__ENTRIES SUPPLIED__.
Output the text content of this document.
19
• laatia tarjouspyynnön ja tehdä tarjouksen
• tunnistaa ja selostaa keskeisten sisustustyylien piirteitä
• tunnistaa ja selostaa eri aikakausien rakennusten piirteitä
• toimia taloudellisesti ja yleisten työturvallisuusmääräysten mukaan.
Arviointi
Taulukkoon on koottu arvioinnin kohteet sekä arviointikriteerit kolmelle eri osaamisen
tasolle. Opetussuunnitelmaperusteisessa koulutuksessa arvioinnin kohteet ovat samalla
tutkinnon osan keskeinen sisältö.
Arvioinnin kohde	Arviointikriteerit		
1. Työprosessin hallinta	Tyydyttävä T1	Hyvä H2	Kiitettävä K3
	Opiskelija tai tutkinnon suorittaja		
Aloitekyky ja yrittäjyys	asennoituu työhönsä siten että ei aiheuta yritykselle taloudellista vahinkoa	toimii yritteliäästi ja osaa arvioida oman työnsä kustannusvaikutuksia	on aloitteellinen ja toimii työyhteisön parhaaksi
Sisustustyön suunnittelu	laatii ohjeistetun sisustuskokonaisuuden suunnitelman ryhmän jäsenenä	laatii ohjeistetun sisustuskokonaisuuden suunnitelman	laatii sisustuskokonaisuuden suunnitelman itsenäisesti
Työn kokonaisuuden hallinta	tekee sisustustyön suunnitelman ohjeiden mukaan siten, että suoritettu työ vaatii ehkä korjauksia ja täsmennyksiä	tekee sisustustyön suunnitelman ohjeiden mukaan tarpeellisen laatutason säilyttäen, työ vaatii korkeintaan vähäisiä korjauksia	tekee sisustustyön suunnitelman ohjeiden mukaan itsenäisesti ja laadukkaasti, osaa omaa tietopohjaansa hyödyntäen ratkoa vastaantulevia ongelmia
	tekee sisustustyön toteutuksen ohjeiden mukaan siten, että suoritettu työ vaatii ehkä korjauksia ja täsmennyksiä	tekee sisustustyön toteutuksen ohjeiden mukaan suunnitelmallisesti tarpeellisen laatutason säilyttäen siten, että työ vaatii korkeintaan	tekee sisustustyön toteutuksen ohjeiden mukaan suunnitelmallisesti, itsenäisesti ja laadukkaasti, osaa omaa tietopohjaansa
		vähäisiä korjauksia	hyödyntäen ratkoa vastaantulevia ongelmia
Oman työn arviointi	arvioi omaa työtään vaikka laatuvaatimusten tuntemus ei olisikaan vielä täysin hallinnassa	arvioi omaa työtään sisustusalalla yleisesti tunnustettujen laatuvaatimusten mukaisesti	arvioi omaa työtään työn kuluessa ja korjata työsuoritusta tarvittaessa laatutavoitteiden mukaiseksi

__BRIEF__. Gather every line from the listing above in which "vastaantulevia" appears, and copy those lines.

__RESULT BELOW__.
Työn kokonaisuuden hallinta	tekee sisustustyön suunnitelman ohjeiden mukaan siten, että suoritettu työ vaatii ehkä korjauksia ja täsmennyksiä	tekee sisustustyön suunnitelman ohjeiden mukaan tarpeellisen laatutason säilyttäen, työ vaatii korkeintaan vähäisiä korjauksia	tekee sisustustyön suunnitelman ohjeiden mukaan itsenäisesti ja laadukkaasti, osaa omaa tietopohjaansa hyödyntäen ratkoa vastaantulevia ongelmia
		vähäisiä korjauksia	hyödyntäen ratkoa vastaantulevia ongelmia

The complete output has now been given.